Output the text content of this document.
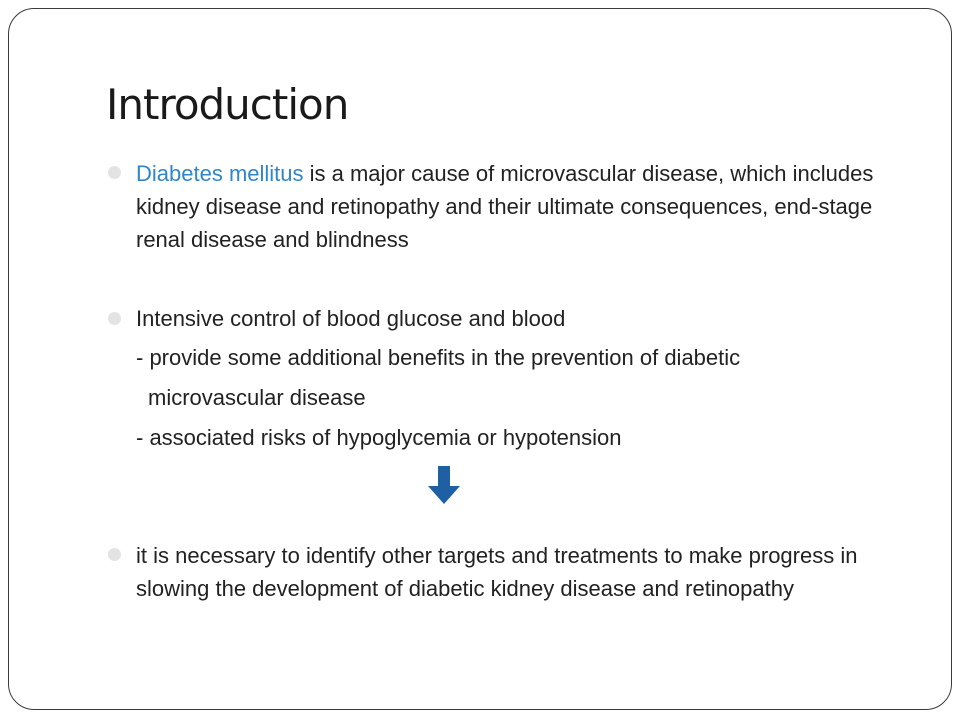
Introduction
Diabetes mellitus is a major cause of microvascular disease, which includes kidney disease and retinopathy and their ultimate consequences, end-stage renal disease and blindness
Intensive control of blood glucose and blood
- provide some additional benefits in the prevention of diabetic
microvascular disease
- associated risks of hypoglycemia or hypotension
it is necessary to identify other targets and treatments to make progress in slowing the development of diabetic kidney disease and retinopathy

______

Using the listing above, show each line holding the string "disease".

Diabetes mellitus is a major cause of microvascular disease, which includes kidney disease and retinopathy and their ultimate consequences, end-stage renal disease and blindness
microvascular disease
it is necessary to identify other targets and treatments to make progress in slowing the development of diabetic kidney disease and retinopathy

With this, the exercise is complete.